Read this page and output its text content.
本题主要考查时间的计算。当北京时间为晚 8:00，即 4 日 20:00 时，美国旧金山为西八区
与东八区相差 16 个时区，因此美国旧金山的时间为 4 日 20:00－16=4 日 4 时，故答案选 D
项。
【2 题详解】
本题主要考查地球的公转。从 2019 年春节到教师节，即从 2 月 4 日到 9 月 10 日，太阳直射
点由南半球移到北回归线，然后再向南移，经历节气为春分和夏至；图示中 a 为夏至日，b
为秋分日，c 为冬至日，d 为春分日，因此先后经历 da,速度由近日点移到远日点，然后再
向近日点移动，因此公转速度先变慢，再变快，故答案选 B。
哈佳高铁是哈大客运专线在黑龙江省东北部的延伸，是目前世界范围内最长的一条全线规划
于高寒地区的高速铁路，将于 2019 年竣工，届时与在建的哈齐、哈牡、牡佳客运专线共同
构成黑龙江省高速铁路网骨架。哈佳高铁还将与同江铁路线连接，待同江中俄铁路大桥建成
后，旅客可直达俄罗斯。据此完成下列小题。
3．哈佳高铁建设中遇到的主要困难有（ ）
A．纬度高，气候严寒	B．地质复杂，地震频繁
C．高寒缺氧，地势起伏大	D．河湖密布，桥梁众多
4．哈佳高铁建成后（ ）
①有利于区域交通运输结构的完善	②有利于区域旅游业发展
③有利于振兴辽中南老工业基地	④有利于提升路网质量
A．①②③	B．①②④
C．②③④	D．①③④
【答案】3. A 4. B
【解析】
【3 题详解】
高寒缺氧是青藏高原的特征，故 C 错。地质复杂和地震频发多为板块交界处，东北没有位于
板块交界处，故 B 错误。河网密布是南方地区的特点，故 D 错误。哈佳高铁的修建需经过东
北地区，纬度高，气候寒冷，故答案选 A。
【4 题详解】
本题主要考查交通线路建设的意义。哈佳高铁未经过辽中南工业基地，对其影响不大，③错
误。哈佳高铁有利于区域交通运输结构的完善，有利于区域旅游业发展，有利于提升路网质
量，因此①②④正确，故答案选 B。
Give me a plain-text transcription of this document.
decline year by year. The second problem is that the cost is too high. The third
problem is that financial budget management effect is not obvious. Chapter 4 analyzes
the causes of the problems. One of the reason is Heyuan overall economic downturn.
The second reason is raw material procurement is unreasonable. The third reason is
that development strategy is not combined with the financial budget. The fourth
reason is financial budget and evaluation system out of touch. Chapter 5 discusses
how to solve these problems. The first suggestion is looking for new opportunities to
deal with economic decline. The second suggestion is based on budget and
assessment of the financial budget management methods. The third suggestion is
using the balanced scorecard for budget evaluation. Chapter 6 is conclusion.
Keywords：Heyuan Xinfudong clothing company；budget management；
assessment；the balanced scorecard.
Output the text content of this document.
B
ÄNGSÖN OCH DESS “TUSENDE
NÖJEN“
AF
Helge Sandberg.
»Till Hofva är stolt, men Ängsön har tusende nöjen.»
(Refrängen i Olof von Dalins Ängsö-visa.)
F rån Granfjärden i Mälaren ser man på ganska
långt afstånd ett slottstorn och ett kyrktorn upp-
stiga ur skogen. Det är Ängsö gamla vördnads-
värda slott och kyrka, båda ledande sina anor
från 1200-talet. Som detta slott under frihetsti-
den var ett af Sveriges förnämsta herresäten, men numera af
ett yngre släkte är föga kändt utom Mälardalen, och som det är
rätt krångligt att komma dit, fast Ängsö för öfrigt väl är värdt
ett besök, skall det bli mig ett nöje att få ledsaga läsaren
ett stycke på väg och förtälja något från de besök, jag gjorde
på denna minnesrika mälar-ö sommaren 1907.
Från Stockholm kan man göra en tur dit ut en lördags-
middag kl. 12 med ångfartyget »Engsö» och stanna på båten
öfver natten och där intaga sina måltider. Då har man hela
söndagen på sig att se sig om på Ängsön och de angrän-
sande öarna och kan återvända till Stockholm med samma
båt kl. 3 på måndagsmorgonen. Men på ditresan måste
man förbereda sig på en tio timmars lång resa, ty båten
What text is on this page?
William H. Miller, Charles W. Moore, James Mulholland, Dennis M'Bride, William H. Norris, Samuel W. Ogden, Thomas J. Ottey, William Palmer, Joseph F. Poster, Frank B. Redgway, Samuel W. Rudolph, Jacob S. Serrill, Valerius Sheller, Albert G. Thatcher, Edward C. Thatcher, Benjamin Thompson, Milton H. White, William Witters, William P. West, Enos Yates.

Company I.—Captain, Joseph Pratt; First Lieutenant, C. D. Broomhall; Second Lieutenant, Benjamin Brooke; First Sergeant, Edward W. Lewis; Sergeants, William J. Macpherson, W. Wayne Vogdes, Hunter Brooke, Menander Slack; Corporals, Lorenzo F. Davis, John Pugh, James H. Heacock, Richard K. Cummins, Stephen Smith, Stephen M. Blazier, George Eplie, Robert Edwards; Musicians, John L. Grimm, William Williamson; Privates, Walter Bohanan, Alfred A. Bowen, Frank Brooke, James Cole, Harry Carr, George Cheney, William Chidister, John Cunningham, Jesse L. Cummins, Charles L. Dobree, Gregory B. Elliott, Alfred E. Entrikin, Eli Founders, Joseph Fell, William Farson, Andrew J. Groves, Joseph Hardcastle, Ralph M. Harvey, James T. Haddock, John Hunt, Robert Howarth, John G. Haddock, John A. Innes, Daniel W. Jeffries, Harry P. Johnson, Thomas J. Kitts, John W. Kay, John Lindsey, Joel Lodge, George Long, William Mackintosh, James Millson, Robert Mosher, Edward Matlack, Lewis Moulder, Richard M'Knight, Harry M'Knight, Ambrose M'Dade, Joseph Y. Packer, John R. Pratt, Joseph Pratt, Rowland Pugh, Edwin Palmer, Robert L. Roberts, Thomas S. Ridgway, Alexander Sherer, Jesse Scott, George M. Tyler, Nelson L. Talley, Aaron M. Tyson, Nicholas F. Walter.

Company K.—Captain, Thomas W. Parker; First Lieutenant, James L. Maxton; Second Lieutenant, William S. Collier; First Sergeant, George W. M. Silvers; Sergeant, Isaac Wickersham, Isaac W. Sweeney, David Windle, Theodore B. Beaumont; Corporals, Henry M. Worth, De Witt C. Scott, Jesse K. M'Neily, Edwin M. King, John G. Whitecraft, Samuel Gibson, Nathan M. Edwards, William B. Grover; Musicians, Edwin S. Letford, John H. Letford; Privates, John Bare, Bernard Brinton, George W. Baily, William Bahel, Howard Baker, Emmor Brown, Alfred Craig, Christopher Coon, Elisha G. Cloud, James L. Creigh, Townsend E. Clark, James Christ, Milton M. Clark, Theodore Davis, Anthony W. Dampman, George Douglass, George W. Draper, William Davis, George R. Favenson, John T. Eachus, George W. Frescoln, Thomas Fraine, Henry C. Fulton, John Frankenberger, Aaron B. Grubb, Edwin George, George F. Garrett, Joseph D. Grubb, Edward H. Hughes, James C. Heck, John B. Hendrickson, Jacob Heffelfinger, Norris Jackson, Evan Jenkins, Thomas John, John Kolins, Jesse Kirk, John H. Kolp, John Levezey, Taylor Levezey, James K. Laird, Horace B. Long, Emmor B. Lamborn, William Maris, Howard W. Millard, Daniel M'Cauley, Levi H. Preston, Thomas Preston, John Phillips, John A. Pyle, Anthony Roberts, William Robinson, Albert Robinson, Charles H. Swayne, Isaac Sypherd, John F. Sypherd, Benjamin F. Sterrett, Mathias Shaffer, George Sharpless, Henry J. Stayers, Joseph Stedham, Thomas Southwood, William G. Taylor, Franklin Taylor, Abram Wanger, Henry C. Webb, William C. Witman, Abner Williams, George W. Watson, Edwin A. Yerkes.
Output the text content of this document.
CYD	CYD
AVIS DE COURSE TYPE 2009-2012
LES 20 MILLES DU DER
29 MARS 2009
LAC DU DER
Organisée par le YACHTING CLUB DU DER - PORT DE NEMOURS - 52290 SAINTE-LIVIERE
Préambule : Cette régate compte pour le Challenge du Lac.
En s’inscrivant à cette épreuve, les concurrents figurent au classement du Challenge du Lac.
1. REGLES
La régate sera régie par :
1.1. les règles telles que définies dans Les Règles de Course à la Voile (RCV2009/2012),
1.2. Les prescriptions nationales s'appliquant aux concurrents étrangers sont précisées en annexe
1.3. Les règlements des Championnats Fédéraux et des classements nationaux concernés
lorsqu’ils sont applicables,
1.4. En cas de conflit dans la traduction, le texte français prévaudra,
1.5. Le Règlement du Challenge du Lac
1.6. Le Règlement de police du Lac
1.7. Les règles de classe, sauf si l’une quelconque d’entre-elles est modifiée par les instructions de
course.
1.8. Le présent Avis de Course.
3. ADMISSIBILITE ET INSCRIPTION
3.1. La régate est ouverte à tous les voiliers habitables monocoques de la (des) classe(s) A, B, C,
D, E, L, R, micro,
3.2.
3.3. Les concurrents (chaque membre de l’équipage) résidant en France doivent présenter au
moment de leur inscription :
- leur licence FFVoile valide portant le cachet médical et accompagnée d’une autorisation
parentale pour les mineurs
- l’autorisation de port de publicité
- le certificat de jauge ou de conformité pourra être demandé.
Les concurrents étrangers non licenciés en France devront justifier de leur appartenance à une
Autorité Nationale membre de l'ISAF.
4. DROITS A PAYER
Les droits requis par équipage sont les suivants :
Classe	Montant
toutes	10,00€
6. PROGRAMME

TASK STATEMENT:
Collect the lines that hold "Challenge".

WRITTEN RESPONSE:
Préambule : Cette régate compte pour le Challenge du Lac.
En s’inscrivant à cette épreuve, les concurrents figurent au classement du Challenge du Lac.
1.5. Le Règlement du Challenge du Lac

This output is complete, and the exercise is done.